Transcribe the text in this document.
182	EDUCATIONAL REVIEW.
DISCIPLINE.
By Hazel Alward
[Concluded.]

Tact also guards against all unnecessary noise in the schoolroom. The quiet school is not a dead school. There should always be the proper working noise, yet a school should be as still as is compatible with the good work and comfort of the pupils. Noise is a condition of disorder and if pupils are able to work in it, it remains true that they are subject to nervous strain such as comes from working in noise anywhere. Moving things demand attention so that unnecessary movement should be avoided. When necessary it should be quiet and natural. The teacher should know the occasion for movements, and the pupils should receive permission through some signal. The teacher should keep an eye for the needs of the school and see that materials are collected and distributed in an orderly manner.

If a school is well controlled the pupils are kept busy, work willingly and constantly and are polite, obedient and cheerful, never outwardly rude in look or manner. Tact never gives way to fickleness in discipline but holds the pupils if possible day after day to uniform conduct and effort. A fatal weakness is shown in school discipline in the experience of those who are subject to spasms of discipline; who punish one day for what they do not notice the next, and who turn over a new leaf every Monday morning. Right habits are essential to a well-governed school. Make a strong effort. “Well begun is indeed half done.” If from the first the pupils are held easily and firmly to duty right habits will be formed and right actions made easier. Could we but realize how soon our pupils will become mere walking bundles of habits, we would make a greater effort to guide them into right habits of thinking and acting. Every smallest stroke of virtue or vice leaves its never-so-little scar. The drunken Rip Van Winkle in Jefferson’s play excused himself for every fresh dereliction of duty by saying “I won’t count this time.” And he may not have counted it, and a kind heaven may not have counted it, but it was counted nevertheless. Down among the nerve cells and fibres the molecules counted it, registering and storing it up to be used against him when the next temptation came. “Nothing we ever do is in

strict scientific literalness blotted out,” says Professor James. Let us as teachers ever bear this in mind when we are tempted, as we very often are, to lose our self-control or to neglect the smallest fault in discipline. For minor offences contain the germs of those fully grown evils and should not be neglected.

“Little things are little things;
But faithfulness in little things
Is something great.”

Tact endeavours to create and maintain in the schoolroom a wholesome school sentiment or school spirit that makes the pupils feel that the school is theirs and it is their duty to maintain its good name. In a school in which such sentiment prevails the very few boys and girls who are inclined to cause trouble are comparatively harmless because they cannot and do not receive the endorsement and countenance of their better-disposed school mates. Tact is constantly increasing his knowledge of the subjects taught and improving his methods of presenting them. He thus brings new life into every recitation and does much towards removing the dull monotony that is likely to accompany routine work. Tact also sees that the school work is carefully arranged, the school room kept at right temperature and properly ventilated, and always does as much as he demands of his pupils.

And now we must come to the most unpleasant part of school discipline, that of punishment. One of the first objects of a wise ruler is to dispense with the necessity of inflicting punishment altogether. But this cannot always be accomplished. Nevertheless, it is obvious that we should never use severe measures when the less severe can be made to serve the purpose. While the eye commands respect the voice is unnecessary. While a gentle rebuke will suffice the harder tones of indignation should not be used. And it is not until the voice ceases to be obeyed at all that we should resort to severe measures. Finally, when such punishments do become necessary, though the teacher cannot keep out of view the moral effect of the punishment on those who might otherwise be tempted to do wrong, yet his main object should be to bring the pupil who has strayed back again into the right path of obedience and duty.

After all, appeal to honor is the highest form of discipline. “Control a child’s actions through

☆ ☆ ☆ ☆ ☆ ☆ ☆

(ABOUT THIS TASK):
Check every line above for the word "things" and copy those that have it.

(RESPONSE TO THE EXERCISE):
Tact also guards against all unnecessary noise in the schoolroom. The quiet school is not a dead school. There should always be the proper working noise, yet a school should be as still as is compatible with the good work and comfort of the pupils. Noise is a condition of disorder and if pupils are able to work in it, it remains true that they are subject to nervous strain such as comes from working in noise anywhere. Moving things demand attention so that unnecessary movement should be avoided. When necessary it should be quiet and natural. The teacher should know the occasion for movements, and the pupils should receive permission through some signal. The teacher should keep an eye for the needs of the school and see that materials are collected and distributed in an orderly manner.
“Little things are little things;
But faithfulness in little things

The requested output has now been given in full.